*Task prompt*
Reproduce the data that follows in its entirety, character for character.

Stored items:
◇ ◇ ◇ ◇

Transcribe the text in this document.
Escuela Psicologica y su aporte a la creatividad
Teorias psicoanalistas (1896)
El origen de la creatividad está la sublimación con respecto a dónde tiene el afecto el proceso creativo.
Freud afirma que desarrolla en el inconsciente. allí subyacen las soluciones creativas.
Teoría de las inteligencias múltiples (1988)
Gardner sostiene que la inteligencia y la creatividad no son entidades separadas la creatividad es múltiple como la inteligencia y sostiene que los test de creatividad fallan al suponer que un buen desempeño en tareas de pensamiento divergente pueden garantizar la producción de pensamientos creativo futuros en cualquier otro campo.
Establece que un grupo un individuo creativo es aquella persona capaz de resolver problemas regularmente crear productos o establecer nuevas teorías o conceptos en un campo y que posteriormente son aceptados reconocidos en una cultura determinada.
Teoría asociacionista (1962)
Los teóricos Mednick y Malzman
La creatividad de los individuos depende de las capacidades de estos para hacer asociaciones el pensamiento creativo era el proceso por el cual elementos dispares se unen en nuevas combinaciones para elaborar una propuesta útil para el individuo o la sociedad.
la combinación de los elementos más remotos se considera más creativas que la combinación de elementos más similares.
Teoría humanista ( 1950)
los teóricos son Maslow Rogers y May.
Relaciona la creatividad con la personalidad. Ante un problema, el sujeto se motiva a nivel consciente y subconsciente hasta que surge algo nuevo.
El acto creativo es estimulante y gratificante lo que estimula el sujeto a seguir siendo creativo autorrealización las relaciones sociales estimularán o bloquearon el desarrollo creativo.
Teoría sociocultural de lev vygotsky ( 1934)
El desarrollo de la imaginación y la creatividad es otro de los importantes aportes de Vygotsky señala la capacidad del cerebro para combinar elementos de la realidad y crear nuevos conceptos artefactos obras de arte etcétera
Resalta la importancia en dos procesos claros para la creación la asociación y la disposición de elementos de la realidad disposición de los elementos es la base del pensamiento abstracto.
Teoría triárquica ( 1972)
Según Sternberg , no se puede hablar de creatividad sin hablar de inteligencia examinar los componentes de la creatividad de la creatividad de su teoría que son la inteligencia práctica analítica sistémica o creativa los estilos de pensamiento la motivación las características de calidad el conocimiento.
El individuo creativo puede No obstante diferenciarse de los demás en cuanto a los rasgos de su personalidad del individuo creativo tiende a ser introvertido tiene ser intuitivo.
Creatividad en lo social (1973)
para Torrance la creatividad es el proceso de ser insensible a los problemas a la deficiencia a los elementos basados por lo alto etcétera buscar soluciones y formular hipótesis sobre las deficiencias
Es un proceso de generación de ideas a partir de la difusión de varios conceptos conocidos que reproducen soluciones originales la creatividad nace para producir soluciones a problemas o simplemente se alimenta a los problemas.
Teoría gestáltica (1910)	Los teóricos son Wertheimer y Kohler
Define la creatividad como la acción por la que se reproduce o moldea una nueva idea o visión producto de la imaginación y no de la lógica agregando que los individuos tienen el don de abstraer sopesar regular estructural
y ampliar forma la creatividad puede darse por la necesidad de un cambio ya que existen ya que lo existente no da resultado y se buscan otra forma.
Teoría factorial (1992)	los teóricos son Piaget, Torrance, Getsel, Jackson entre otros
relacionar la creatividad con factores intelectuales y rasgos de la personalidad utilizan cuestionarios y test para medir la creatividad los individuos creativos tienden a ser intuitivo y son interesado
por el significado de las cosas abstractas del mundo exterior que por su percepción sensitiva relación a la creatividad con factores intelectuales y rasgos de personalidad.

◇ ◇ ◇ ◇

*Exercise response*
Transcribe the text in this document.
Escuela Psicologica y su aporte a la creatividad
Teorias psicoanalistas (1896)
El origen de la creatividad está la sublimación con respecto a dónde tiene el afecto el proceso creativo.
Freud afirma que desarrolla en el inconsciente. allí subyacen las soluciones creativas.
Teoría de las inteligencias múltiples (1988)
Gardner sostiene que la inteligencia y la creatividad no son entidades separadas la creatividad es múltiple como la inteligencia y sostiene que los test de creatividad fallan al suponer que un buen desempeño en tareas de pensamiento divergente pueden garantizar la producción de pensamientos creativo futuros en cualquier otro campo.
Establece que un grupo un individuo creativo es aquella persona capaz de resolver problemas regularmente crear productos o establecer nuevas teorías o conceptos en un campo y que posteriormente son aceptados reconocidos en una cultura determinada.
Teoría asociacionista (1962)
Los teóricos Mednick y Malzman
La creatividad de los individuos depende de las capacidades de estos para hacer asociaciones el pensamiento creativo era el proceso por el cual elementos dispares se unen en nuevas combinaciones para elaborar una propuesta útil para el individuo o la sociedad.
la combinación de los elementos más remotos se considera más creativas que la combinación de elementos más similares.
Teoría humanista ( 1950)
los teóricos son Maslow Rogers y May.
Relaciona la creatividad con la personalidad. Ante un problema, el sujeto se motiva a nivel consciente y subconsciente hasta que surge algo nuevo.
El acto creativo es estimulante y gratificante lo que estimula el sujeto a seguir siendo creativo autorrealización las relaciones sociales estimularán o bloquearon el desarrollo creativo.
Teoría sociocultural de lev vygotsky ( 1934)
El desarrollo de la imaginación y la creatividad es otro de los importantes aportes de Vygotsky señala la capacidad del cerebro para combinar elementos de la realidad y crear nuevos conceptos artefactos obras de arte etcétera
Resalta la importancia en dos procesos claros para la creación la asociación y la disposición de elementos de la realidad disposición de los elementos es la base del pensamiento abstracto.
Teoría triárquica ( 1972)
Según Sternberg , no se puede hablar de creatividad sin hablar de inteligencia examinar los componentes de la creatividad de la creatividad de su teoría que son la inteligencia práctica analítica sistémica o creativa los estilos de pensamiento la motivación las características de calidad el conocimiento.
El individuo creativo puede No obstante diferenciarse de los demás en cuanto a los rasgos de su personalidad del individuo creativo tiende a ser introvertido tiene ser intuitivo.
Creatividad en lo social (1973)
para Torrance la creatividad es el proceso de ser insensible a los problemas a la deficiencia a los elementos basados por lo alto etcétera buscar soluciones y formular hipótesis sobre las deficiencias
Es un proceso de generación de ideas a partir de la difusión de varios conceptos conocidos que reproducen soluciones originales la creatividad nace para producir soluciones a problemas o simplemente se alimenta a los problemas.
Teoría gestáltica (1910)	Los teóricos son Wertheimer y Kohler
Define la creatividad como la acción por la que se reproduce o moldea una nueva idea o visión producto de la imaginación y no de la lógica agregando que los individuos tienen el don de abstraer sopesar regular estructural
y ampliar forma la creatividad puede darse por la necesidad de un cambio ya que existen ya que lo existente no da resultado y se buscan otra forma.
Teoría factorial (1992)	los teóricos son Piaget, Torrance, Getsel, Jackson entre otros
relacionar la creatividad con factores intelectuales y rasgos de la personalidad utilizan cuestionarios y test para medir la creatividad los individuos creativos tienden a ser intuitivo y son interesado
por el significado de las cosas abstractas del mundo exterior que por su percepción sensitiva relación a la creatividad con factores intelectuales y rasgos de personalidad.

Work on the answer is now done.